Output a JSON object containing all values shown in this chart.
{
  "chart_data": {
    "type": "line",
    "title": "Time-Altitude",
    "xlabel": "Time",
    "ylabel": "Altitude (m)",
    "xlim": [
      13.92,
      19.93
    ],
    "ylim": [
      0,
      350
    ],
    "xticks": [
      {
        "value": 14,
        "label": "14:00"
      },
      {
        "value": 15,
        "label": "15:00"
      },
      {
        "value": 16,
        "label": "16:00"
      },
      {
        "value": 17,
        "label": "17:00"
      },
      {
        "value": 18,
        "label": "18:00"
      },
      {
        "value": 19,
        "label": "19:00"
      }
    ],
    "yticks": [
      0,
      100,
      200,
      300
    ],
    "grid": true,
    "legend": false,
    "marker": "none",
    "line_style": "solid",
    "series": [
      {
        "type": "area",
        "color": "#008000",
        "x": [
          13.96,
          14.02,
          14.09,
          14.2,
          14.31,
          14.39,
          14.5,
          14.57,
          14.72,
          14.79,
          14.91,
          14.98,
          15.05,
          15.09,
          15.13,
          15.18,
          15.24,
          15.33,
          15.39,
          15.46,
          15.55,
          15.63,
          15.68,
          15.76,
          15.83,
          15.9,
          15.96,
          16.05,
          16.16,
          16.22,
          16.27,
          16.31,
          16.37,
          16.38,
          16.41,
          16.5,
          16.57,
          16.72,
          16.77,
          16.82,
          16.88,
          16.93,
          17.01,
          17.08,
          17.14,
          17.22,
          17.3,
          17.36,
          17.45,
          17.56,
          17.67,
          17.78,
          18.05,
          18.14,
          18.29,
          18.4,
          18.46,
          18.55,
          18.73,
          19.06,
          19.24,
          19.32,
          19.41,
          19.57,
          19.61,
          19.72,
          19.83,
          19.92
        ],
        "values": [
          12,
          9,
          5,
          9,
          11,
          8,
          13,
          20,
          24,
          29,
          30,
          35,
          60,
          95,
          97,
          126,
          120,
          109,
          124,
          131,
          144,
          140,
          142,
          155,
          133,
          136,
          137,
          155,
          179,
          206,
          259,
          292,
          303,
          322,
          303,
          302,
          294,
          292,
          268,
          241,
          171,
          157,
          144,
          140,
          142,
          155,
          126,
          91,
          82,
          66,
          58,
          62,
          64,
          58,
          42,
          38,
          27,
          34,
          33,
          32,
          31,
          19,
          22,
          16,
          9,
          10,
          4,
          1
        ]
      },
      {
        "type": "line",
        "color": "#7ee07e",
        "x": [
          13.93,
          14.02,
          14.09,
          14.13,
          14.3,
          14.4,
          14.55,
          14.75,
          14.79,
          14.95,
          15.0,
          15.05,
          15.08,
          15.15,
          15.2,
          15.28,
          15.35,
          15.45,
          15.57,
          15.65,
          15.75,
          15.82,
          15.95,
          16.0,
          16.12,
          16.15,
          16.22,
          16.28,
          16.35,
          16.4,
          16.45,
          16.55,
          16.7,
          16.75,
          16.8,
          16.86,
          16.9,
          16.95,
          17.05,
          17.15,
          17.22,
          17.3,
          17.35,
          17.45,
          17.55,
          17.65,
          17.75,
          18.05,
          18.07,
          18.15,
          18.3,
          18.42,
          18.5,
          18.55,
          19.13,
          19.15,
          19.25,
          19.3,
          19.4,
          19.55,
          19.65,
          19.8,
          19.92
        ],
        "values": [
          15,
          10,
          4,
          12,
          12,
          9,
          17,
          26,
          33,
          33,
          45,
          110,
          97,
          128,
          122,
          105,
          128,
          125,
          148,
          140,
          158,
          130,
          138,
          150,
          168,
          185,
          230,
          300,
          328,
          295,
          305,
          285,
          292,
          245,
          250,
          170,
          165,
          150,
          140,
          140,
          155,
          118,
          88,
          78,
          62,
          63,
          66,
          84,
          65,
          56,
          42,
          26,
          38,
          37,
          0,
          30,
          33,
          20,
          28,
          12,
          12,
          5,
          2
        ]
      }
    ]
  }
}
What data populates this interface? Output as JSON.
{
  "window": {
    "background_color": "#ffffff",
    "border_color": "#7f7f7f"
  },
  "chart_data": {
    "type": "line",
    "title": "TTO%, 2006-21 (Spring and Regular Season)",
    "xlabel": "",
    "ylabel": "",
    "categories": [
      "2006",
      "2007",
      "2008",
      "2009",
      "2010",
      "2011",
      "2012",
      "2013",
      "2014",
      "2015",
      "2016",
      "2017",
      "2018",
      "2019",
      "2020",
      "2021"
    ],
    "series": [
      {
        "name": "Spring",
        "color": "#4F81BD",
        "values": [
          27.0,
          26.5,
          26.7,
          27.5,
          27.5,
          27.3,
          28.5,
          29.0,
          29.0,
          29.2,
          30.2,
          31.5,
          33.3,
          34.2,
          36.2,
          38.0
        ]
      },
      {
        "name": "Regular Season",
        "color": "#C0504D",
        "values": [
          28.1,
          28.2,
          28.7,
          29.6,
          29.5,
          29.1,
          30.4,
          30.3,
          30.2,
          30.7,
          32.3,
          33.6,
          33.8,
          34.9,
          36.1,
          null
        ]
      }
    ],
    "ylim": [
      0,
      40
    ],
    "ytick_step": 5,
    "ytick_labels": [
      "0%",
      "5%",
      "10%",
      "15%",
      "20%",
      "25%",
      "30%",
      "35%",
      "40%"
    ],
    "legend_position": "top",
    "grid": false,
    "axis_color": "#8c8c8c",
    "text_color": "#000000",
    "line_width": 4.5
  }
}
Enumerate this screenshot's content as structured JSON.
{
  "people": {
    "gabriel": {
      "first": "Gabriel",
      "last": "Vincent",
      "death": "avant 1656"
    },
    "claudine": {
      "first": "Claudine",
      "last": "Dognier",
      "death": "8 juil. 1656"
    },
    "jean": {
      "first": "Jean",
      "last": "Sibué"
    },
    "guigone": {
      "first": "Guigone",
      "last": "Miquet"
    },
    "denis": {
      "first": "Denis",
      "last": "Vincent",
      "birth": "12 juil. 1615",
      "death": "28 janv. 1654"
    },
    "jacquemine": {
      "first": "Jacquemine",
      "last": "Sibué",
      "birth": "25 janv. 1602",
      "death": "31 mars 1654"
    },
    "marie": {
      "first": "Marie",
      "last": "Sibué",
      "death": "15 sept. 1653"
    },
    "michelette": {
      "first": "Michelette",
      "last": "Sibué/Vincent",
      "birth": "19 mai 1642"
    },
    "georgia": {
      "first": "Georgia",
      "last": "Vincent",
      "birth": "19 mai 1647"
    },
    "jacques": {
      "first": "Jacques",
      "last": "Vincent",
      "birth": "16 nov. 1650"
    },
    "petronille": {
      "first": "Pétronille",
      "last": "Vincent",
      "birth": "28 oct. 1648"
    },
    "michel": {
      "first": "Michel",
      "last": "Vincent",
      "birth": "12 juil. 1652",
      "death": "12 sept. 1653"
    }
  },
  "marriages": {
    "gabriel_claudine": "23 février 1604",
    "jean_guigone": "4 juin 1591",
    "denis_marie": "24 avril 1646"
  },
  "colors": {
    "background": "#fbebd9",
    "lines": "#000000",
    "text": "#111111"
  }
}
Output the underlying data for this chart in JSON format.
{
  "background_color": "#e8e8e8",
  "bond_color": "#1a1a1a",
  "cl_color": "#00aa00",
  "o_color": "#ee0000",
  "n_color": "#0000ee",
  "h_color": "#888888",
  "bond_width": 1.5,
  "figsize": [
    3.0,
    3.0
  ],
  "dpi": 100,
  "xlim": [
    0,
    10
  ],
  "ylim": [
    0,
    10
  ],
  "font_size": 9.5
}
- - -
→ Exercise instructions: All of the entries above must be quoted exactly.

→ Solution for this problem:
Output a JSON object containing all values shown in this chart.
{
  "chart_data": {
    "type": "line",
    "title": "Time-Altitude",
    "xlabel": "Time",
    "ylabel": "Altitude (m)",
    "xlim": [
      13.92,
      19.93
    ],
    "ylim": [
      0,
      350
    ],
    "xticks": [
      {
        "value": 14,
        "label": "14:00"
      },
      {
        "value": 15,
        "label": "15:00"
      },
      {
        "value": 16,
        "label": "16:00"
      },
      {
        "value": 17,
        "label": "17:00"
      },
      {
        "value": 18,
        "label": "18:00"
      },
      {
        "value": 19,
        "label": "19:00"
      }
    ],
    "yticks": [
      0,
      100,
      200,
      300
    ],
    "grid": true,
    "legend": false,
    "marker": "none",
    "line_style": "solid",
    "series": [
      {
        "type": "area",
        "color": "#008000",
        "x": [
          13.96,
          14.02,
          14.09,
          14.2,
          14.31,
          14.39,
          14.5,
          14.57,
          14.72,
          14.79,
          14.91,
          14.98,
          15.05,
          15.09,
          15.13,
          15.18,
          15.24,
          15.33,
          15.39,
          15.46,
          15.55,
          15.63,
          15.68,
          15.76,
          15.83,
          15.9,
          15.96,
          16.05,
          16.16,
          16.22,
          16.27,
          16.31,
          16.37,
          16.38,
          16.41,
          16.5,
          16.57,
          16.72,
          16.77,
          16.82,
          16.88,
          16.93,
          17.01,
          17.08,
          17.14,
          17.22,
          17.3,
          17.36,
          17.45,
          17.56,
          17.67,
          17.78,
          18.05,
          18.14,
          18.29,
          18.4,
          18.46,
          18.55,
          18.73,
          19.06,
          19.24,
          19.32,
          19.41,
          19.57,
          19.61,
          19.72,
          19.83,
          19.92
        ],
        "values": [
          12,
          9,
          5,
          9,
          11,
          8,
          13,
          20,
          24,
          29,
          30,
          35,
          60,
          95,
          97,
          126,
          120,
          109,
          124,
          131,
          144,
          140,
          142,
          155,
          133,
          136,
          137,
          155,
          179,
          206,
          259,
          292,
          303,
          322,
          303,
          302,
          294,
          292,
          268,
          241,
          171,
          157,
          144,
          140,
          142,
          155,
          126,
          91,
          82,
          66,
          58,
          62,
          64,
          58,
          42,
          38,
          27,
          34,
          33,
          32,
          31,
          19,
          22,
          16,
          9,
          10,
          4,
          1
        ]
      },
      {
        "type": "line",
        "color": "#7ee07e",
        "x": [
          13.93,
          14.02,
          14.09,
          14.13,
          14.3,
          14.4,
          14.55,
          14.75,
          14.79,
          14.95,
          15.0,
          15.05,
          15.08,
          15.15,
          15.2,
          15.28,
          15.35,
          15.45,
          15.57,
          15.65,
          15.75,
          15.82,
          15.95,
          16.0,
          16.12,
          16.15,
          16.22,
          16.28,
          16.35,
          16.4,
          16.45,
          16.55,
          16.7,
          16.75,
          16.8,
          16.86,
          16.9,
          16.95,
          17.05,
          17.15,
          17.22,
          17.3,
          17.35,
          17.45,
          17.55,
          17.65,
          17.75,
          18.05,
          18.07,
          18.15,
          18.3,
          18.42,
          18.5,
          18.55,
          19.13,
          19.15,
          19.25,
          19.3,
          19.4,
          19.55,
          19.65,
          19.8,
          19.92
        ],
        "values": [
          15,
          10,
          4,
          12,
          12,
          9,
          17,
          26,
          33,
          33,
          45,
          110,
          97,
          128,
          122,
          105,
          128,
          125,
          148,
          140,
          158,
          130,
          138,
          150,
          168,
          185,
          230,
          300,
          328,
          295,
          305,
          285,
          292,
          245,
          250,
          170,
          165,
          150,
          140,
          140,
          155,
          118,
          88,
          78,
          62,
          63,
          66,
          84,
          65,
          56,
          42,
          26,
          38,
          37,
          0,
          30,
          33,
          20,
          28,
          12,
          12,
          5,
          2
        ]
      }
    ]
  }
}
What data populates this interface? Output as JSON.
{
  "window": {
    "background_color": "#ffffff",
    "border_color": "#7f7f7f"
  },
  "chart_data": {
    "type": "line",
    "title": "TTO%, 2006-21 (Spring and Regular Season)",
    "xlabel": "",
    "ylabel": "",
    "categories": [
      "2006",
      "2007",
      "2008",
      "2009",
      "2010",
      "2011",
      "2012",
      "2013",
      "2014",
      "2015",
      "2016",
      "2017",
      "2018",
      "2019",
      "2020",
      "2021"
    ],
    "series": [
      {
        "name": "Spring",
        "color": "#4F81BD",
        "values": [
          27.0,
          26.5,
          26.7,
          27.5,
          27.5,
          27.3,
          28.5,
          29.0,
          29.0,
          29.2,
          30.2,
          31.5,
          33.3,
          34.2,
          36.2,
          38.0
        ]
      },
      {
        "name": "Regular Season",
        "color": "#C0504D",
        "values": [
          28.1,
          28.2,
          28.7,
          29.6,
          29.5,
          29.1,
          30.4,
          30.3,
          30.2,
          30.7,
          32.3,
          33.6,
          33.8,
          34.9,
          36.1,
          null
        ]
      }
    ],
    "ylim": [
      0,
      40
    ],
    "ytick_step": 5,
    "ytick_labels": [
      "0%",
      "5%",
      "10%",
      "15%",
      "20%",
      "25%",
      "30%",
      "35%",
      "40%"
    ],
    "legend_position": "top",
    "grid": false,
    "axis_color": "#8c8c8c",
    "text_color": "#000000",
    "line_width": 4.5
  }
}
Enumerate this screenshot's content as structured JSON.
{
  "people": {
    "gabriel": {
      "first": "Gabriel",
      "last": "Vincent",
      "death": "avant 1656"
    },
    "claudine": {
      "first": "Claudine",
      "last": "Dognier",
      "death": "8 juil. 1656"
    },
    "jean": {
      "first": "Jean",
      "last": "Sibué"
    },
    "guigone": {
      "first": "Guigone",
      "last": "Miquet"
    },
    "denis": {
      "first": "Denis",
      "last": "Vincent",
      "birth": "12 juil. 1615",
      "death": "28 janv. 1654"
    },
    "jacquemine": {
      "first": "Jacquemine",
      "last": "Sibué",
      "birth": "25 janv. 1602",
      "death": "31 mars 1654"
    },
    "marie": {
      "first": "Marie",
      "last": "Sibué",
      "death": "15 sept. 1653"
    },
    "michelette": {
      "first": "Michelette",
      "last": "Sibué/Vincent",
      "birth": "19 mai 1642"
    },
    "georgia": {
      "first": "Georgia",
      "last": "Vincent",
      "birth": "19 mai 1647"
    },
    "jacques": {
      "first": "Jacques",
      "last": "Vincent",
      "birth": "16 nov. 1650"
    },
    "petronille": {
      "first": "Pétronille",
      "last": "Vincent",
      "birth": "28 oct. 1648"
    },
    "michel": {
      "first": "Michel",
      "last": "Vincent",
      "birth": "12 juil. 1652",
      "death": "12 sept. 1653"
    }
  },
  "marriages": {
    "gabriel_claudine": "23 février 1604",
    "jean_guigone": "4 juin 1591",
    "denis_marie": "24 avril 1646"
  },
  "colors": {
    "background": "#fbebd9",
    "lines": "#000000",
    "text": "#111111"
  }
}
Output the underlying data for this chart in JSON format.
{
  "background_color": "#e8e8e8",
  "bond_color": "#1a1a1a",
  "cl_color": "#00aa00",
  "o_color": "#ee0000",
  "n_color": "#0000ee",
  "h_color": "#888888",
  "bond_width": 1.5,
  "figsize": [
    3.0,
    3.0
  ],
  "dpi": 100,
  "xlim": [
    0,
    10
  ],
  "ylim": [
    0,
    10
  ],
  "font_size": 9.5
}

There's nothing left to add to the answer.